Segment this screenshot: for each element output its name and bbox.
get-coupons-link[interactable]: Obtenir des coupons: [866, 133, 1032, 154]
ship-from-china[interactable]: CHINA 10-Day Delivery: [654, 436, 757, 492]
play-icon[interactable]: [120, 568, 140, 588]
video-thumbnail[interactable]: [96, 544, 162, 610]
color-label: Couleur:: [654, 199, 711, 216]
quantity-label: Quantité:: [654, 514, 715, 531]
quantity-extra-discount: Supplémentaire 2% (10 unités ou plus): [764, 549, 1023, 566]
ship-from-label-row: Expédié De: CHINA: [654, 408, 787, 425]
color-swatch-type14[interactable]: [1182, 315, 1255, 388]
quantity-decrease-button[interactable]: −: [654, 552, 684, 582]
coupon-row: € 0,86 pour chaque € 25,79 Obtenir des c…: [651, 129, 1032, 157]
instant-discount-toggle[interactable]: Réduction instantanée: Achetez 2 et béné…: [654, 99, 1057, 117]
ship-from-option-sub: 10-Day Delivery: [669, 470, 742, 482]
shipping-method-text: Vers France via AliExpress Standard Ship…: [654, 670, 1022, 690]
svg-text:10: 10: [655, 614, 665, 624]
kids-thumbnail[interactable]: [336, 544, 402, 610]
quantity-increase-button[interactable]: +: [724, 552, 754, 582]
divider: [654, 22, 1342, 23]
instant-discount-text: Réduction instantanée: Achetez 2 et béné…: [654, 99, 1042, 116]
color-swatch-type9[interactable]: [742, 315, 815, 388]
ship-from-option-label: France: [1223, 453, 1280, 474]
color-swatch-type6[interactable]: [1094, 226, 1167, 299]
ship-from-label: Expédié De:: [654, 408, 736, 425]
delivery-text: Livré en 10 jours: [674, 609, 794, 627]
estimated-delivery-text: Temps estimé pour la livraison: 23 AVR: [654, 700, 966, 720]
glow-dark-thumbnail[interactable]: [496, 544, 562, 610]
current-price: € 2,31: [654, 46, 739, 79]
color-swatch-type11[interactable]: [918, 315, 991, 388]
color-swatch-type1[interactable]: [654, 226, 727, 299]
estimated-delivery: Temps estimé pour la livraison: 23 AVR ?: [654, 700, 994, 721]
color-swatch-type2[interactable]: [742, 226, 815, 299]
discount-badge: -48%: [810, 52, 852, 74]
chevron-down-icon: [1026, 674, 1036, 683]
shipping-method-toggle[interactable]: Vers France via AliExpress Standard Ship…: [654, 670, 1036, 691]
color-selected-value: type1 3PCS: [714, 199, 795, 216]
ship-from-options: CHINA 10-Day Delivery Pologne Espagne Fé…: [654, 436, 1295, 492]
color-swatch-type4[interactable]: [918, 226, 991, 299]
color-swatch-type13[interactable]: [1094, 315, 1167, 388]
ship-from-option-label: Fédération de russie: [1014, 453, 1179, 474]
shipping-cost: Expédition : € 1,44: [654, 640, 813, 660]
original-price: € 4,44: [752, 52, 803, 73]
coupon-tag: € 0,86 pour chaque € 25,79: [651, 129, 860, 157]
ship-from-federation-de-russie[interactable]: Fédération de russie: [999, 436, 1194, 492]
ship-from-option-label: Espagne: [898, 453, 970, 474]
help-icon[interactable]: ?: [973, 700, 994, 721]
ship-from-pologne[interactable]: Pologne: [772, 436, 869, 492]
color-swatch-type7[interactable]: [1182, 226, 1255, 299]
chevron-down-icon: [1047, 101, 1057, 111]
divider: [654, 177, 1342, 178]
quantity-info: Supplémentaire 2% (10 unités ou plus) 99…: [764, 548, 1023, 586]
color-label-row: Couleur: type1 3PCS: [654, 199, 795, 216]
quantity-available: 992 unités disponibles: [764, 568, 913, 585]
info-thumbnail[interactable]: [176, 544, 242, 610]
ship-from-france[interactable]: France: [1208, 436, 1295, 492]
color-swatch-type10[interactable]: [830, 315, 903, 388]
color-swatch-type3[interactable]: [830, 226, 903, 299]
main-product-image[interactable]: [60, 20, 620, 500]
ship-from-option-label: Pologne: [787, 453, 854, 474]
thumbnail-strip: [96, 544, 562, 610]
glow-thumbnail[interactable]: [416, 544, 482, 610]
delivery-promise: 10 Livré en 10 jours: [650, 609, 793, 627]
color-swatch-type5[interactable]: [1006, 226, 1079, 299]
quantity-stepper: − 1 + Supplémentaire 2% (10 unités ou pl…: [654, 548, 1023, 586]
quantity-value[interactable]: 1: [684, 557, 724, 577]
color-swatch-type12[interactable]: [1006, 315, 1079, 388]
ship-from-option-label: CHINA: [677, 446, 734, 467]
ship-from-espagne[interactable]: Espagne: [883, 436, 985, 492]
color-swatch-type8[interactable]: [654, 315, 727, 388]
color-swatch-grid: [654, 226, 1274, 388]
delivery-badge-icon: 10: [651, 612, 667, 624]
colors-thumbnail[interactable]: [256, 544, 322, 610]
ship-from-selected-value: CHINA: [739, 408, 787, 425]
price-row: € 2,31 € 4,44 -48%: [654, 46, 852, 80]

######

◆ THE TASK: Can you give the lines again from the first one through the line containing "instant-discount-text: Réduction instantanée: Achetez", with "Réduction instantanée" changed to "Remise immédiate" and nothing else altered?

◆ TASK RESULT:
Segment this screenshot: for each element output its name and bbox.
get-coupons-link[interactable]: Obtenir des coupons: [866, 133, 1032, 154]
ship-from-china[interactable]: CHINA 10-Day Delivery: [654, 436, 757, 492]
play-icon[interactable]: [120, 568, 140, 588]
video-thumbnail[interactable]: [96, 544, 162, 610]
color-label: Couleur:: [654, 199, 711, 216]
quantity-label: Quantité:: [654, 514, 715, 531]
quantity-extra-discount: Supplémentaire 2% (10 unités ou plus): [764, 549, 1023, 566]
ship-from-label-row: Expédié De: CHINA: [654, 408, 787, 425]
color-swatch-type14[interactable]: [1182, 315, 1255, 388]
quantity-decrease-button[interactable]: −: [654, 552, 684, 582]
coupon-row: € 0,86 pour chaque € 25,79 Obtenir des c…: [651, 129, 1032, 157]
instant-discount-toggle[interactable]: Remise immédiate: Achetez 2 et béné…: [654, 99, 1057, 117]
ship-from-option-sub: 10-Day Delivery: [669, 470, 742, 482]
shipping-method-text: Vers France via AliExpress Standard Ship…: [654, 670, 1022, 690]
svg-text:10: 10: [655, 614, 665, 624]
kids-thumbnail[interactable]: [336, 544, 402, 610]
quantity-increase-button[interactable]: +: [724, 552, 754, 582]
divider: [654, 22, 1342, 23]
instant-discount-text: Remise immédiate: Achetez 2 et béné…: [654, 99, 1042, 116]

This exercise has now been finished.